• _Written request_: In the entries below, find the lines with the word "this" and copy them.

• _Material provided_:

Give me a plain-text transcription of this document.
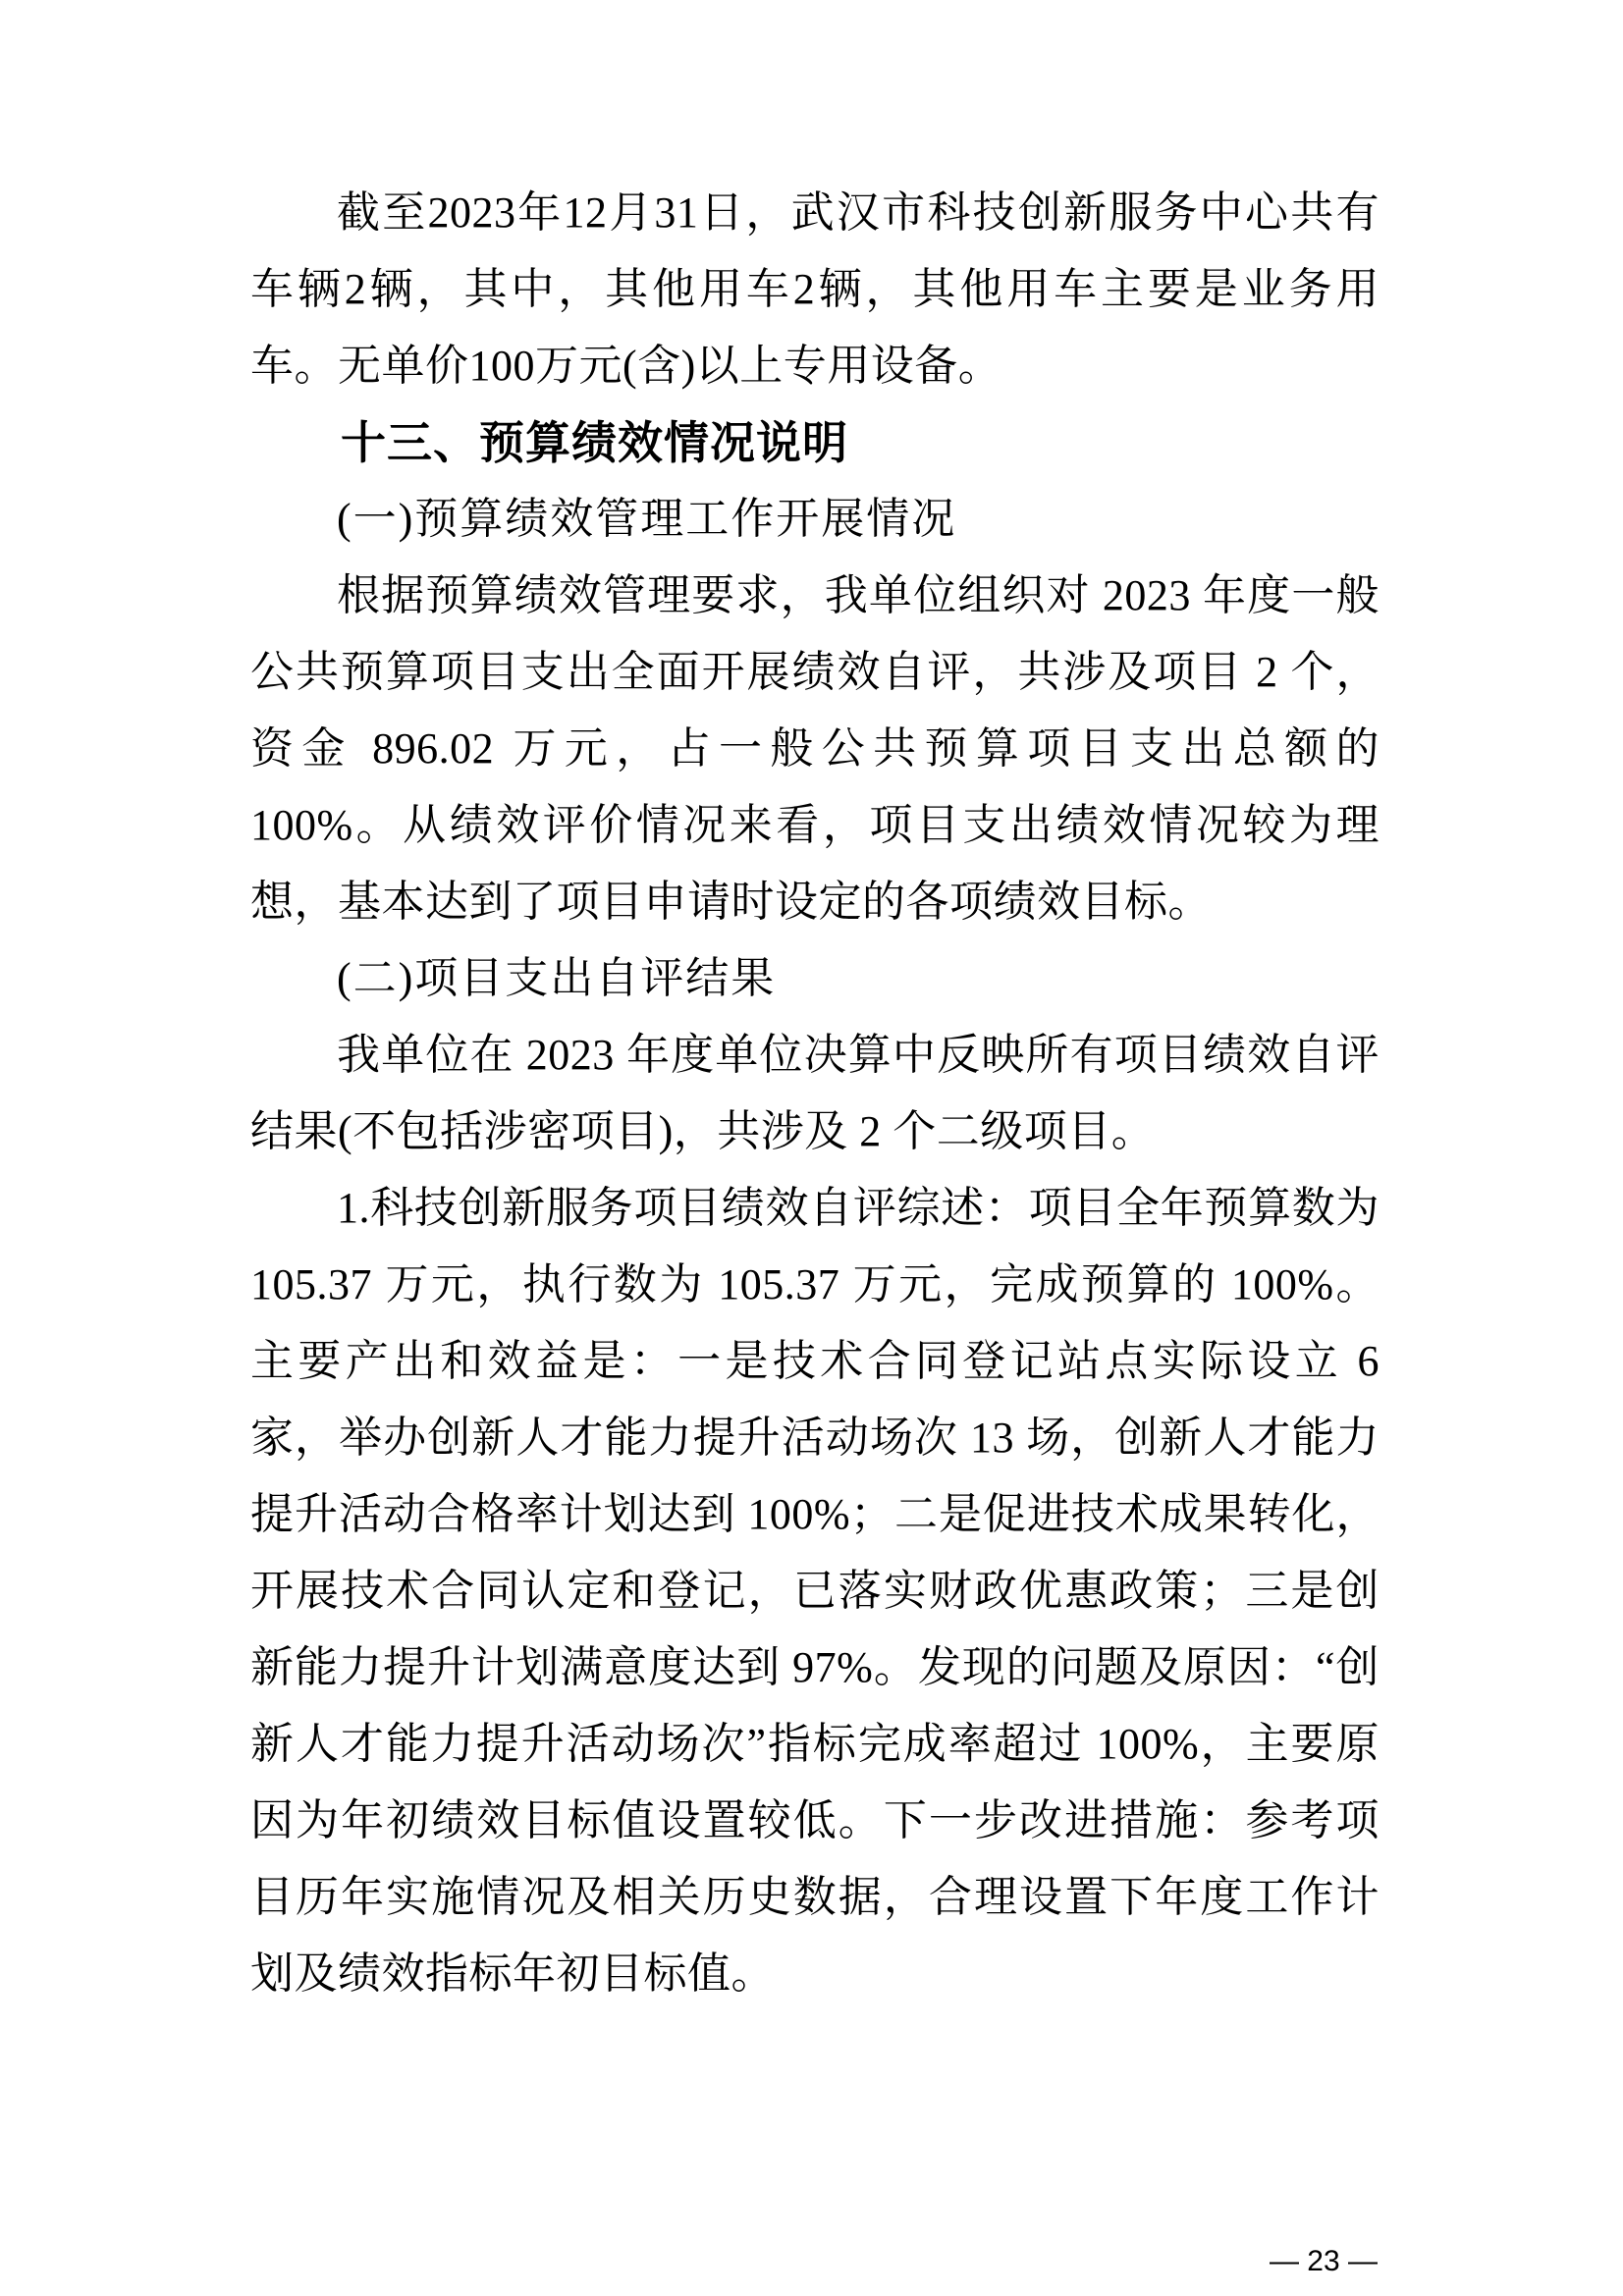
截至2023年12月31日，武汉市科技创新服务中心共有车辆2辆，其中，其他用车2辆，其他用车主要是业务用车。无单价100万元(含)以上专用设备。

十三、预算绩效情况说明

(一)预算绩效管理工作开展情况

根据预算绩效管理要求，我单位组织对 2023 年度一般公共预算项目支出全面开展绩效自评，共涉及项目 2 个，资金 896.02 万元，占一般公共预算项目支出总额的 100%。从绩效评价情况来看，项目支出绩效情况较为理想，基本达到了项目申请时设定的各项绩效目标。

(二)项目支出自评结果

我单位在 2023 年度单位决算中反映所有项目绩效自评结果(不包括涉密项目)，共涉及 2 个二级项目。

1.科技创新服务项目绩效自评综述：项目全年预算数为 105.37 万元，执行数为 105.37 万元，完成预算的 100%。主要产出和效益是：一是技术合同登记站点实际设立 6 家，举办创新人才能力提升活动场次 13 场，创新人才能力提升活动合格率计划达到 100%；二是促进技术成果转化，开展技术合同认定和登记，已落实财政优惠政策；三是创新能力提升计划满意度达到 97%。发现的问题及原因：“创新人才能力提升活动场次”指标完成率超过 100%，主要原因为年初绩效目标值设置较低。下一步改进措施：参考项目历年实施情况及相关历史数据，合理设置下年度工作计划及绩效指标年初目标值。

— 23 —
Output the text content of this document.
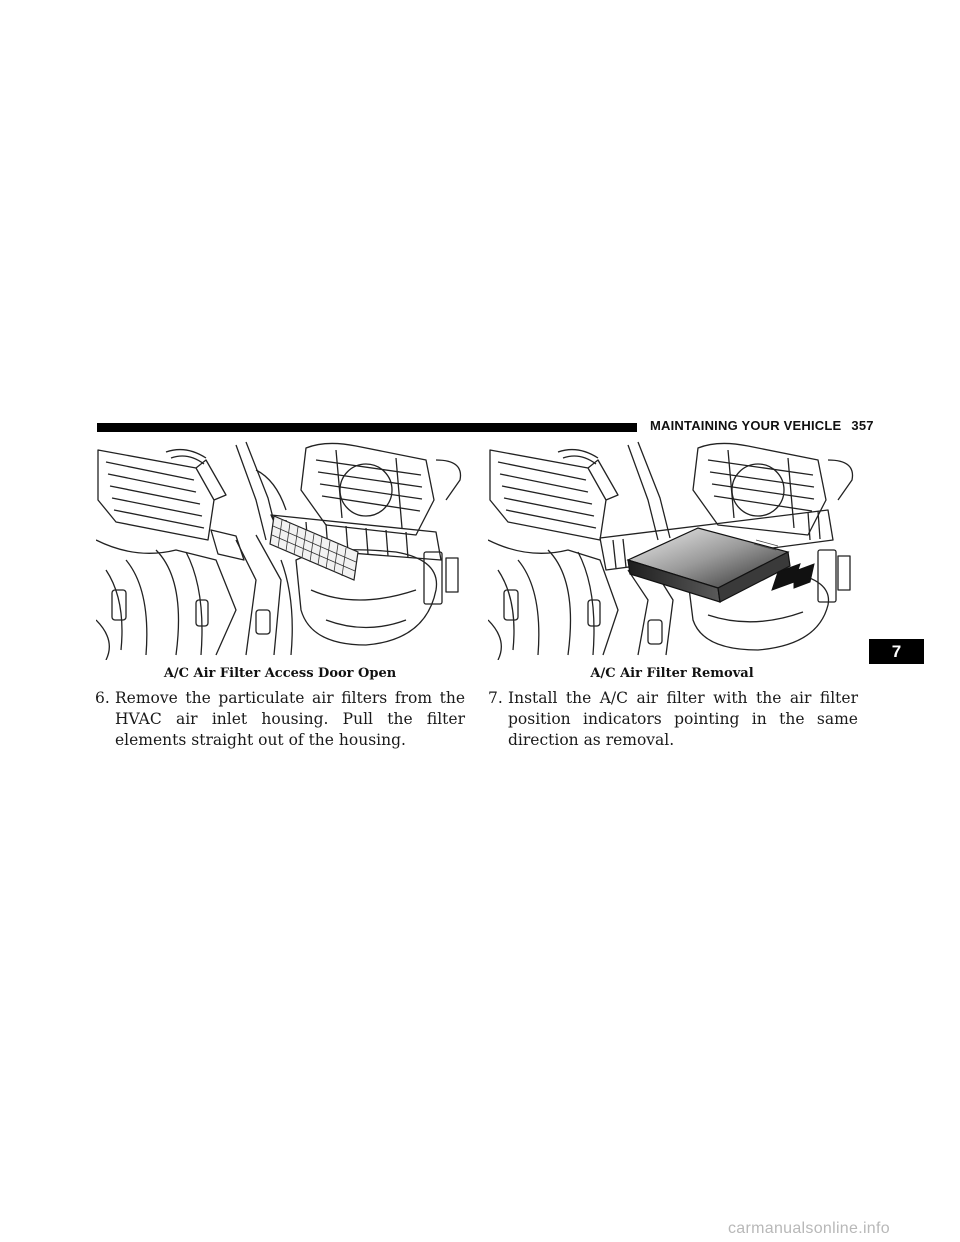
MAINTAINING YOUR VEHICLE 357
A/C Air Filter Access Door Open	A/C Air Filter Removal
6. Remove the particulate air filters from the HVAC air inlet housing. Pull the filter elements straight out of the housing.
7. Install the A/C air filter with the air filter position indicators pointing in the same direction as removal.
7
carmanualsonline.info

• _Solution_:
Give me a plain-text transcription of this document.
Output the text content of this document.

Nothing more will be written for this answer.